__Collected data entries__.
────────

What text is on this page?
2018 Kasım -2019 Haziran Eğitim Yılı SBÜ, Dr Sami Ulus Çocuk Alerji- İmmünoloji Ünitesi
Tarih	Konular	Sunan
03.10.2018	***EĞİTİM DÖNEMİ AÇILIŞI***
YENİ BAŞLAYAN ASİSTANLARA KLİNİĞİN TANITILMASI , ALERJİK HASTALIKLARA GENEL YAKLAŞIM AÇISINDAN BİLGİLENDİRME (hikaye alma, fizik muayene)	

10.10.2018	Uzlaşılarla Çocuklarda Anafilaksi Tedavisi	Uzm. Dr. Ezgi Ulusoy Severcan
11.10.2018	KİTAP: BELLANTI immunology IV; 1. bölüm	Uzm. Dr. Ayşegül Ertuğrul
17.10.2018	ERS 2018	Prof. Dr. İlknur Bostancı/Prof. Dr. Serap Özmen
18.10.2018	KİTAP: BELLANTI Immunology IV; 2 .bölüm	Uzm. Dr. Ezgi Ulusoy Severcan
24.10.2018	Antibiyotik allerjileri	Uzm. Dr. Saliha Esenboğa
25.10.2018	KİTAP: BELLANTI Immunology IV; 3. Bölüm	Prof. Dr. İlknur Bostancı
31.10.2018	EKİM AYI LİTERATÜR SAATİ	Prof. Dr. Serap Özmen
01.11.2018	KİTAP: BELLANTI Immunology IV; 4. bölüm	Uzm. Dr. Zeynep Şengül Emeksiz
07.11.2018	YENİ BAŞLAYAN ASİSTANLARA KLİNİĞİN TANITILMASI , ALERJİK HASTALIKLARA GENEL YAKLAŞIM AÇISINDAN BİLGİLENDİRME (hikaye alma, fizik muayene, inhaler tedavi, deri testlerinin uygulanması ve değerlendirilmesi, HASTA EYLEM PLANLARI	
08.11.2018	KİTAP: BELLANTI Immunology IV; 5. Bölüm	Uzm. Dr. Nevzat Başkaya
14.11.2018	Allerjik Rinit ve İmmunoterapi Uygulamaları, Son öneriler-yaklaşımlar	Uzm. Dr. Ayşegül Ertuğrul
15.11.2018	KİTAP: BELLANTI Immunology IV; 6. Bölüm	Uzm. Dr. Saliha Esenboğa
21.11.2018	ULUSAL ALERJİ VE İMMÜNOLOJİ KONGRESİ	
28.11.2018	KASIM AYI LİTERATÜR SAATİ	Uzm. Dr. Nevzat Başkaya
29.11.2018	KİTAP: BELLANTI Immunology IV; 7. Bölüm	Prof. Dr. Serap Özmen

────────

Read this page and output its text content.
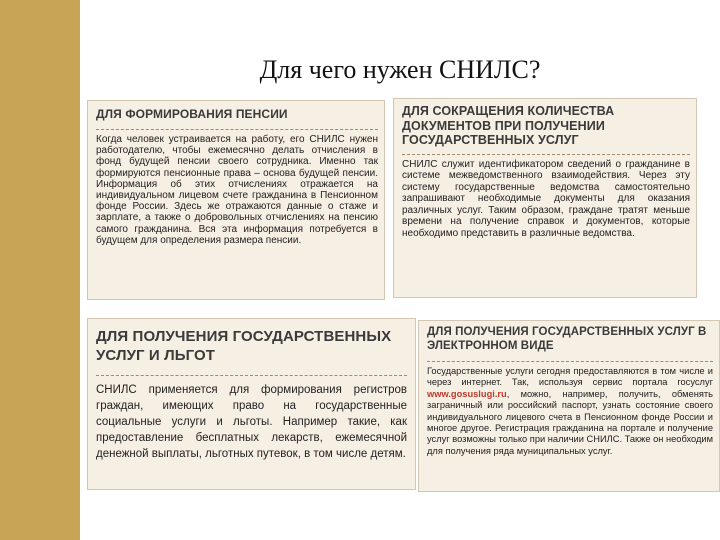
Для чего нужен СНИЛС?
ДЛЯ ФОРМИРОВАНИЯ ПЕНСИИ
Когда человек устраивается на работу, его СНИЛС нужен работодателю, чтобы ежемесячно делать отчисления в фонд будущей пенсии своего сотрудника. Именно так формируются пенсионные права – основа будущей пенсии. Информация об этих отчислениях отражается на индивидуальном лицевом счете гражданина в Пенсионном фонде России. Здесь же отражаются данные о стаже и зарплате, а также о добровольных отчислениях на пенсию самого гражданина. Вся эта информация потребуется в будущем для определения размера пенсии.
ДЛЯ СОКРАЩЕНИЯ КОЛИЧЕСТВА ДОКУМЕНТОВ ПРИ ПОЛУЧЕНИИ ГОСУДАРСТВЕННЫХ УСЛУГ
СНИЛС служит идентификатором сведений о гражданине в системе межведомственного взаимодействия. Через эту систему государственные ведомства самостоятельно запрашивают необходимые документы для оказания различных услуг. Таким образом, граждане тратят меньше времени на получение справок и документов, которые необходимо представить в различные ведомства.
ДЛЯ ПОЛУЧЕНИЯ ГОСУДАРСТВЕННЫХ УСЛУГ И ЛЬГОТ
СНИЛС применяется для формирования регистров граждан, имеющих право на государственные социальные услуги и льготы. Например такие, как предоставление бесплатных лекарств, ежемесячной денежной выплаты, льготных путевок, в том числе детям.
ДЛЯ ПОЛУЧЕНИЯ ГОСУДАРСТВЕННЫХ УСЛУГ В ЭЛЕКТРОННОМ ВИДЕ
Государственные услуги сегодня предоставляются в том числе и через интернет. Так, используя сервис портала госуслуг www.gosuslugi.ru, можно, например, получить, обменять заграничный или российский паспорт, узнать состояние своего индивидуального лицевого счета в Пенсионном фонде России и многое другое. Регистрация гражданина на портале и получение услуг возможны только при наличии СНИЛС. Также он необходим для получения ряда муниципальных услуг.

────────

__REQUIREMENTS__. Read through the entries and copy every line that includes "ГОСУДАРСТВЕННЫХ".

__RESULT OF THE EXERCISE__.
ДЛЯ СОКРАЩЕНИЯ КОЛИЧЕСТВА ДОКУМЕНТОВ ПРИ ПОЛУЧЕНИИ ГОСУДАРСТВЕННЫХ УСЛУГ
ДЛЯ ПОЛУЧЕНИЯ ГОСУДАРСТВЕННЫХ УСЛУГ И ЛЬГОТ
ДЛЯ ПОЛУЧЕНИЯ ГОСУДАРСТВЕННЫХ УСЛУГ В ЭЛЕКТРОННОМ ВИДЕ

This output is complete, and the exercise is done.